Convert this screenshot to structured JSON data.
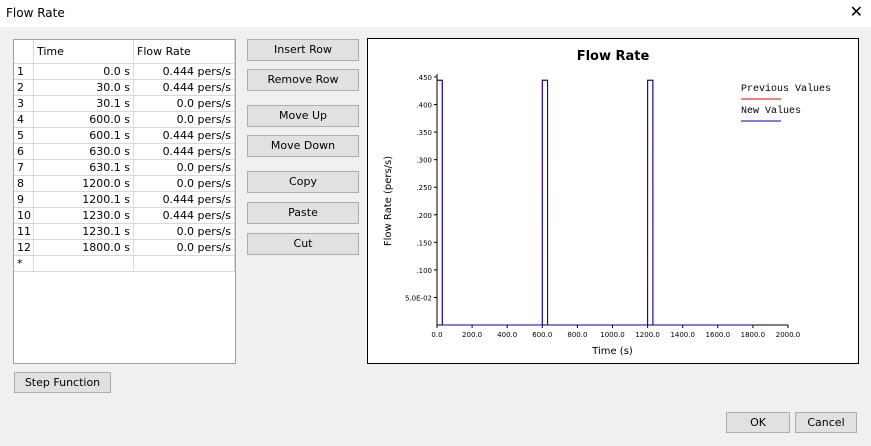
{
  "window": {
    "title": "Flow Rate"
  },
  "table": {
    "columns": [
      "Time",
      "Flow Rate"
    ],
    "rows": [
      [
        "1",
        "0.0 s",
        "0.444 pers/s"
      ],
      [
        "2",
        "30.0 s",
        "0.444 pers/s"
      ],
      [
        "3",
        "30.1 s",
        "0.0 pers/s"
      ],
      [
        "4",
        "600.0 s",
        "0.0 pers/s"
      ],
      [
        "5",
        "600.1 s",
        "0.444 pers/s"
      ],
      [
        "6",
        "630.0 s",
        "0.444 pers/s"
      ],
      [
        "7",
        "630.1 s",
        "0.0 pers/s"
      ],
      [
        "8",
        "1200.0 s",
        "0.0 pers/s"
      ],
      [
        "9",
        "1200.1 s",
        "0.444 pers/s"
      ],
      [
        "10",
        "1230.0 s",
        "0.444 pers/s"
      ],
      [
        "11",
        "1230.1 s",
        "0.0 pers/s"
      ],
      [
        "12",
        "1800.0 s",
        "0.0 pers/s"
      ]
    ],
    "new_row_marker": "*"
  },
  "buttons": [
    "Insert Row",
    "Remove Row",
    "Move Up",
    "Move Down",
    "Copy",
    "Paste",
    "Cut"
  ],
  "step_button": "Step Function",
  "footer_buttons": [
    "OK",
    "Cancel"
  ],
  "chart_data": {
    "type": "line",
    "title": "Flow Rate",
    "x_label": "Time (s)",
    "y_label": "Flow Rate (pers/s)",
    "x": [
      0,
      30,
      30.1,
      600,
      600.1,
      630,
      630.1,
      1200,
      1200.1,
      1230,
      1230.1,
      1800
    ],
    "series": [
      {
        "name": "Previous Values",
        "color": "#e00000",
        "values": [
          0.444,
          0.444,
          0,
          0,
          0.444,
          0.444,
          0,
          0,
          0.444,
          0.444,
          0,
          0
        ]
      },
      {
        "name": "New Values",
        "color": "#0000c0",
        "values": [
          0.444,
          0.444,
          0,
          0,
          0.444,
          0.444,
          0,
          0,
          0.444,
          0.444,
          0,
          0
        ]
      }
    ],
    "xlim": [
      0,
      2000
    ],
    "ylim": [
      0,
      0.45
    ],
    "xticks": [
      {
        "value": 0,
        "label": "0.0"
      },
      {
        "value": 200,
        "label": "200.0"
      },
      {
        "value": 400,
        "label": "400.0"
      },
      {
        "value": 600,
        "label": "600.0"
      },
      {
        "value": 800,
        "label": "800.0"
      },
      {
        "value": 1000,
        "label": "1000.0"
      },
      {
        "value": 1200,
        "label": "1200.0"
      },
      {
        "value": 1400,
        "label": "1400.0"
      },
      {
        "value": 1600,
        "label": "1600.0"
      },
      {
        "value": 1800,
        "label": "1800.0"
      },
      {
        "value": 2000,
        "label": "2000.0"
      }
    ],
    "yticks": [
      {
        "value": 0.45,
        "label": ".450"
      },
      {
        "value": 0.4,
        "label": ".400"
      },
      {
        "value": 0.35,
        "label": ".350"
      },
      {
        "value": 0.3,
        "label": ".300"
      },
      {
        "value": 0.25,
        "label": ".250"
      },
      {
        "value": 0.2,
        "label": ".200"
      },
      {
        "value": 0.15,
        "label": ".150"
      },
      {
        "value": 0.1,
        "label": ".100"
      },
      {
        "value": 0.05,
        "label": "5.0E-02"
      }
    ],
    "legend": "top-right"
  }
}
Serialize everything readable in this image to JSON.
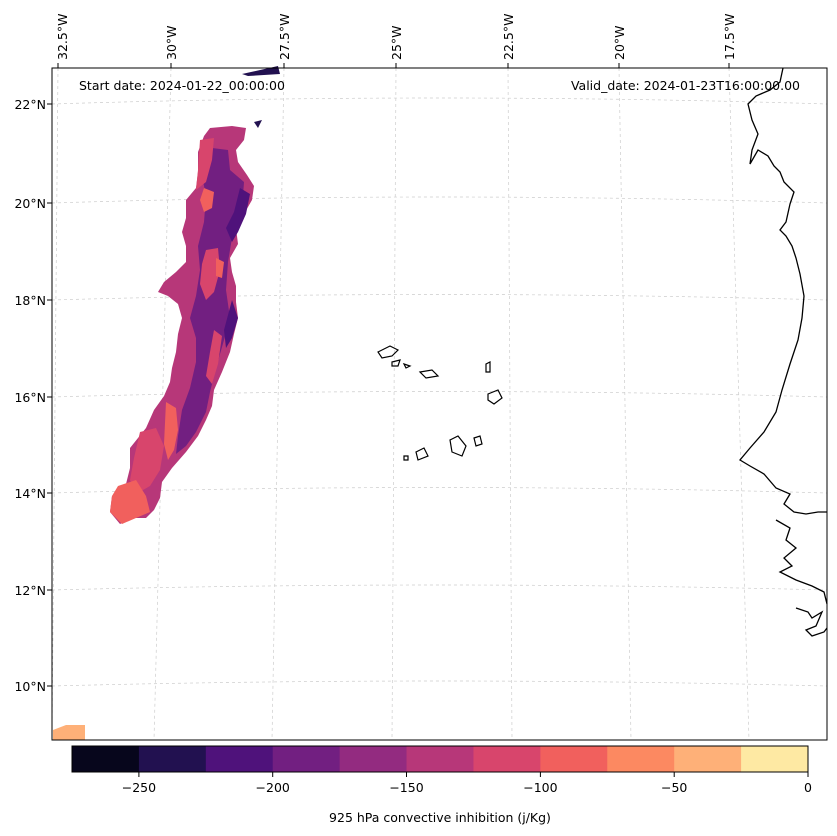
{
  "header": {
    "start_date": "Start date: 2024-01-22_00:00:00",
    "valid_date": "Valid_date: 2024-01-23T16:00:00.00"
  },
  "axes": {
    "lon_labels": [
      "32.5°W",
      "30°W",
      "27.5°W",
      "25°W",
      "22.5°W",
      "20°W",
      "17.5°W"
    ],
    "lat_labels": [
      "22°N",
      "20°N",
      "18°N",
      "16°N",
      "14°N",
      "12°N",
      "10°N"
    ]
  },
  "colorbar": {
    "label": "925 hPa convective inhibition (j/Kg)",
    "ticks": [
      "−250",
      "−200",
      "−150",
      "−100",
      "−50",
      "0"
    ],
    "levels": [
      -275,
      -250,
      -225,
      -200,
      -175,
      -150,
      -125,
      -100,
      -75,
      -50,
      -25,
      0
    ],
    "colors": [
      "#07061c",
      "#221150",
      "#4f127b",
      "#721f81",
      "#932b80",
      "#b73779",
      "#d8456c",
      "#f1605d",
      "#fc8961",
      "#feb078",
      "#fee9a3"
    ]
  },
  "field": {
    "variable": "925 hPa convective inhibition",
    "units": "j/Kg"
  }
}
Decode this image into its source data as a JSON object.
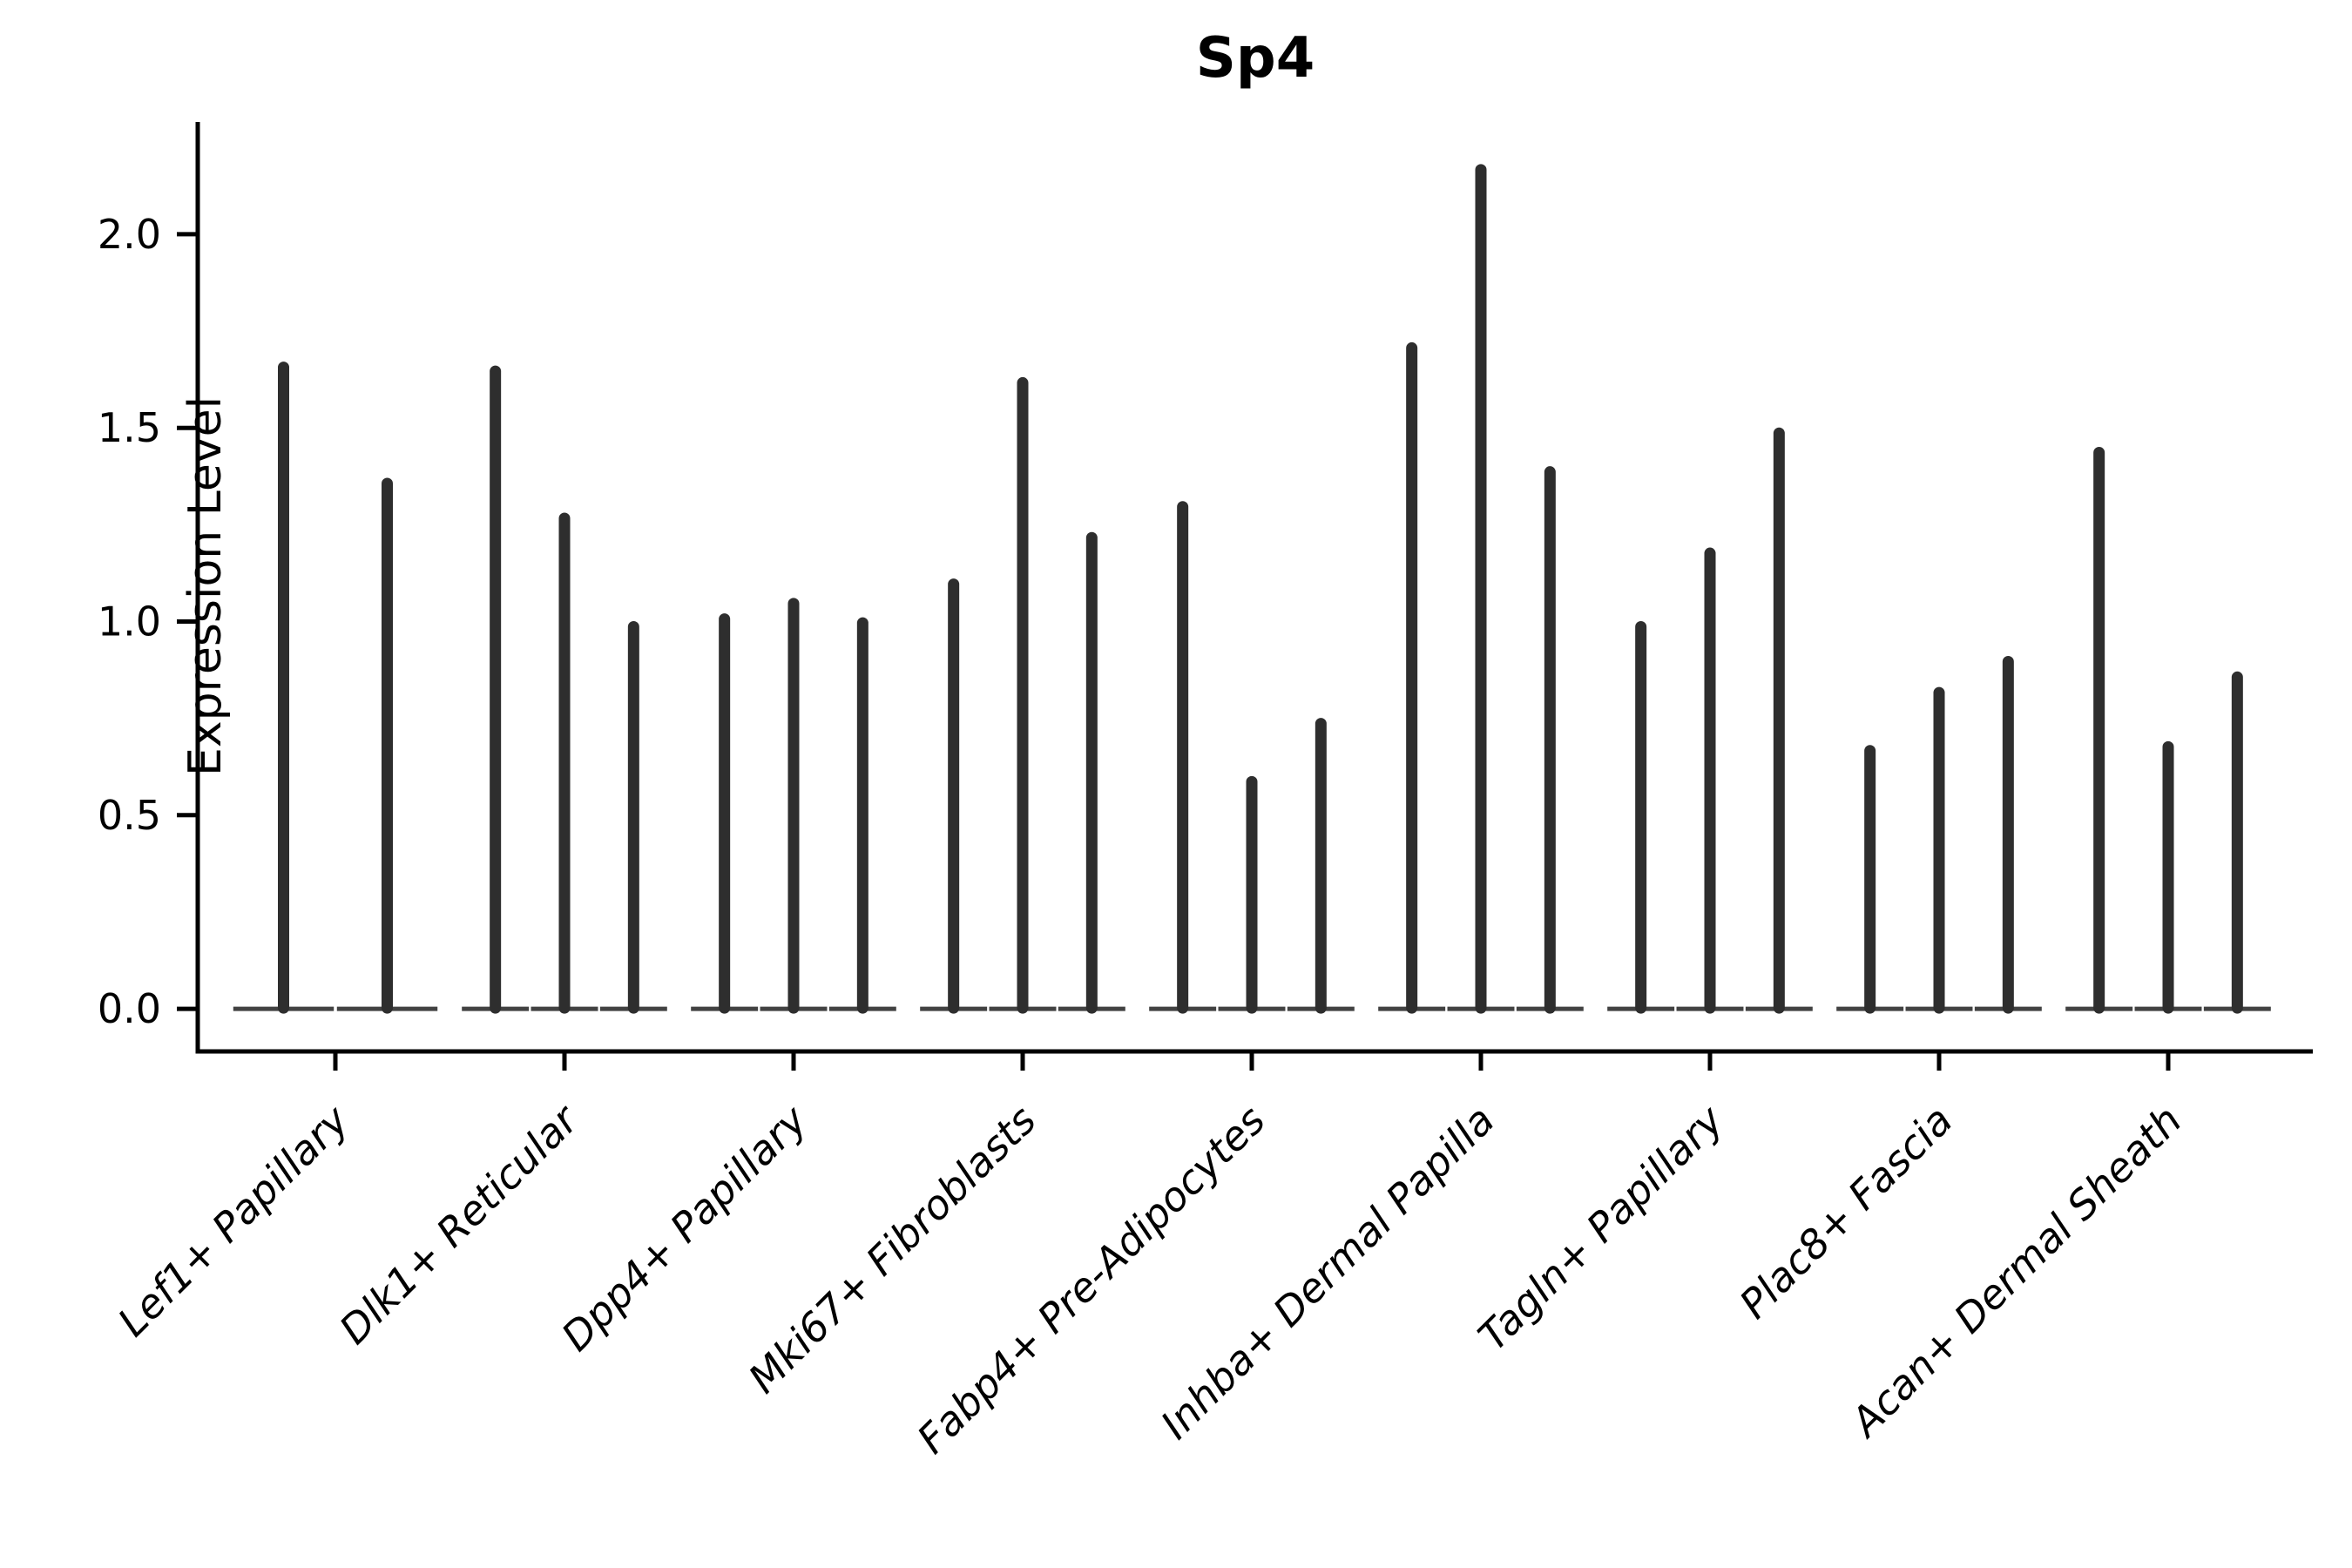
{
  "chart_data": {
    "type": "violin",
    "title": "Sp4",
    "ylabel": "Expression Level",
    "xlabel": "",
    "grid": false,
    "legend": "none",
    "background": "#ffffff",
    "colors": {
      "violin": "#2e2e2e",
      "axis": "#000000",
      "text": "#000000"
    },
    "ylim": [
      -0.11,
      2.29
    ],
    "ytick_values": [
      0.0,
      0.5,
      1.0,
      1.5,
      2.0
    ],
    "ytick_labels": [
      "0.0",
      "0.5",
      "1.0",
      "1.5",
      "2.0"
    ],
    "categories": [
      "Lef1+ Papillary",
      "Dlk1+ Reticular",
      "Dpp4+ Papillary",
      "Mki67+ Fibroblasts",
      "Fabp4+ Pre-Adipocytes",
      "Inhba+ Dermal Papilla",
      "Tagln+ Papillary",
      "Plac8+ Fascia",
      "Acan+ Dermal Sheath"
    ],
    "groups": [
      {
        "label": "Lef1+ Papillary",
        "violin_max_values": [
          1.67,
          1.37
        ]
      },
      {
        "label": "Dlk1+ Reticular",
        "violin_max_values": [
          1.66,
          1.28,
          1.0
        ]
      },
      {
        "label": "Dpp4+ Papillary",
        "violin_max_values": [
          1.02,
          1.06,
          1.01
        ]
      },
      {
        "label": "Mki67+ Fibroblasts",
        "violin_max_values": [
          1.11,
          1.63,
          1.23
        ]
      },
      {
        "label": "Fabp4+ Pre-Adipocytes",
        "violin_max_values": [
          1.31,
          0.6,
          0.75
        ]
      },
      {
        "label": "Inhba+ Dermal Papilla",
        "violin_max_values": [
          1.72,
          2.18,
          1.4
        ]
      },
      {
        "label": "Tagln+ Papillary",
        "violin_max_values": [
          1.0,
          1.19,
          1.5
        ]
      },
      {
        "label": "Plac8+ Fascia",
        "violin_max_values": [
          0.68,
          0.83,
          0.91
        ]
      },
      {
        "label": "Acan+ Dermal Sheath",
        "violin_max_values": [
          1.45,
          0.69,
          0.87
        ]
      }
    ],
    "violin_shape_note": "each violin is collapsed at 0 (wide flat base) with a thin spike up to its max value"
  }
}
== == ==
Task brief
Reproduce each record above by retyping it exactly; omit all images.

The result
Convert this screenshot to structured JSON data.
{
  "window": {
    "title": "Flow Rate"
  },
  "table": {
    "columns": [
      "Time",
      "Flow Rate"
    ],
    "rows": [
      [
        "1",
        "0.0 s",
        "0.444 pers/s"
      ],
      [
        "2",
        "30.0 s",
        "0.444 pers/s"
      ],
      [
        "3",
        "30.1 s",
        "0.0 pers/s"
      ],
      [
        "4",
        "600.0 s",
        "0.0 pers/s"
      ],
      [
        "5",
        "600.1 s",
        "0.444 pers/s"
      ],
      [
        "6",
        "630.0 s",
        "0.444 pers/s"
      ],
      [
        "7",
        "630.1 s",
        "0.0 pers/s"
      ],
      [
        "8",
        "1200.0 s",
        "0.0 pers/s"
      ],
      [
        "9",
        "1200.1 s",
        "0.444 pers/s"
      ],
      [
        "10",
        "1230.0 s",
        "0.444 pers/s"
      ],
      [
        "11",
        "1230.1 s",
        "0.0 pers/s"
      ],
      [
        "12",
        "1800.0 s",
        "0.0 pers/s"
      ]
    ],
    "new_row_marker": "*"
  },
  "buttons": [
    "Insert Row",
    "Remove Row",
    "Move Up",
    "Move Down",
    "Copy",
    "Paste",
    "Cut"
  ],
  "step_button": "Step Function",
  "footer_buttons": [
    "OK",
    "Cancel"
  ],
  "chart_data": {
    "type": "line",
    "title": "Flow Rate",
    "x_label": "Time (s)",
    "y_label": "Flow Rate (pers/s)",
    "x": [
      0,
      30,
      30.1,
      600,
      600.1,
      630,
      630.1,
      1200,
      1200.1,
      1230,
      1230.1,
      1800
    ],
    "series": [
      {
        "name": "Previous Values",
        "color": "#e00000",
        "values": [
          0.444,
          0.444,
          0,
          0,
          0.444,
          0.444,
          0,
          0,
          0.444,
          0.444,
          0,
          0
        ]
      },
      {
        "name": "New Values",
        "color": "#0000c0",
        "values": [
          0.444,
          0.444,
          0,
          0,
          0.444,
          0.444,
          0,
          0,
          0.444,
          0.444,
          0,
          0
        ]
      }
    ],
    "xlim": [
      0,
      2000
    ],
    "ylim": [
      0,
      0.45
    ],
    "xticks": [
      {
        "value": 0,
        "label": "0.0"
      },
      {
        "value": 200,
        "label": "200.0"
      },
      {
        "value": 400,
        "label": "400.0"
      },
      {
        "value": 600,
        "label": "600.0"
      },
      {
        "value": 800,
        "label": "800.0"
      },
      {
        "value": 1000,
        "label": "1000.0"
      },
      {
        "value": 1200,
        "label": "1200.0"
      },
      {
        "value": 1400,
        "label": "1400.0"
      },
      {
        "value": 1600,
        "label": "1600.0"
      },
      {
        "value": 1800,
        "label": "1800.0"
      },
      {
        "value": 2000,
        "label": "2000.0"
      }
    ],
    "yticks": [
      {
        "value": 0.45,
        "label": ".450"
      },
      {
        "value": 0.4,
        "label": ".400"
      },
      {
        "value": 0.35,
        "label": ".350"
      },
      {
        "value": 0.3,
        "label": ".300"
      },
      {
        "value": 0.25,
        "label": ".250"
      },
      {
        "value": 0.2,
        "label": ".200"
      },
      {
        "value": 0.15,
        "label": ".150"
      },
      {
        "value": 0.1,
        "label": ".100"
      },
      {
        "value": 0.05,
        "label": "5.0E-02"
      }
    ],
    "legend": "top-right"
  }
}
Serialize everything readable in this image to JSON.
{
  "header": {
    "start_date": "Start date: 2024-01-22_00:00:00",
    "valid_date": "Valid_date: 2024-01-23T16:00:00.00"
  },
  "axes": {
    "lon_labels": [
      "32.5°W",
      "30°W",
      "27.5°W",
      "25°W",
      "22.5°W",
      "20°W",
      "17.5°W"
    ],
    "lat_labels": [
      "22°N",
      "20°N",
      "18°N",
      "16°N",
      "14°N",
      "12°N",
      "10°N"
    ]
  },
  "colorbar": {
    "label": "925 hPa convective inhibition (j/Kg)",
    "ticks": [
      "−250",
      "−200",
      "−150",
      "−100",
      "−50",
      "0"
    ],
    "levels": [
      -275,
      -250,
      -225,
      -200,
      -175,
      -150,
      -125,
      -100,
      -75,
      -50,
      -25,
      0
    ],
    "colors": [
      "#07061c",
      "#221150",
      "#4f127b",
      "#721f81",
      "#932b80",
      "#b73779",
      "#d8456c",
      "#f1605d",
      "#fc8961",
      "#feb078",
      "#fee9a3"
    ]
  },
  "field": {
    "variable": "925 hPa convective inhibition",
    "units": "j/Kg"
  }
}
Decode this image into its source data as a JSON object.
{
  "chart_data": {
    "type": "violin",
    "title": "Sp4",
    "ylabel": "Expression Level",
    "xlabel": "",
    "grid": false,
    "legend": "none",
    "background": "#ffffff",
    "colors": {
      "violin": "#2e2e2e",
      "axis": "#000000",
      "text": "#000000"
    },
    "ylim": [
      -0.11,
      2.29
    ],
    "ytick_values": [
      0.0,
      0.5,
      1.0,
      1.5,
      2.0
    ],
    "ytick_labels": [
      "0.0",
      "0.5",
      "1.0",
      "1.5",
      "2.0"
    ],
    "categories": [
      "Lef1+ Papillary",
      "Dlk1+ Reticular",
      "Dpp4+ Papillary",
      "Mki67+ Fibroblasts",
      "Fabp4+ Pre-Adipocytes",
      "Inhba+ Dermal Papilla",
      "Tagln+ Papillary",
      "Plac8+ Fascia",
      "Acan+ Dermal Sheath"
    ],
    "groups": [
      {
        "label": "Lef1+ Papillary",
        "violin_max_values": [
          1.67,
          1.37
        ]
      },
      {
        "label": "Dlk1+ Reticular",
        "violin_max_values": [
          1.66,
          1.28,
          1.0
        ]
      },
      {
        "label": "Dpp4+ Papillary",
        "violin_max_values": [
          1.02,
          1.06,
          1.01
        ]
      },
      {
        "label": "Mki67+ Fibroblasts",
        "violin_max_values": [
          1.11,
          1.63,
          1.23
        ]
      },
      {
        "label": "Fabp4+ Pre-Adipocytes",
        "violin_max_values": [
          1.31,
          0.6,
          0.75
        ]
      },
      {
        "label": "Inhba+ Dermal Papilla",
        "violin_max_values": [
          1.72,
          2.18,
          1.4
        ]
      },
      {
        "label": "Tagln+ Papillary",
        "violin_max_values": [
          1.0,
          1.19,
          1.5
        ]
      },
      {
        "label": "Plac8+ Fascia",
        "violin_max_values": [
          0.68,
          0.83,
          0.91
        ]
      },
      {
        "label": "Acan+ Dermal Sheath",
        "violin_max_values": [
          1.45,
          0.69,
          0.87
        ]
      }
    ],
    "violin_shape_note": "each violin is collapsed at 0 (wide flat base) with a thin spike up to its max value"
  }
}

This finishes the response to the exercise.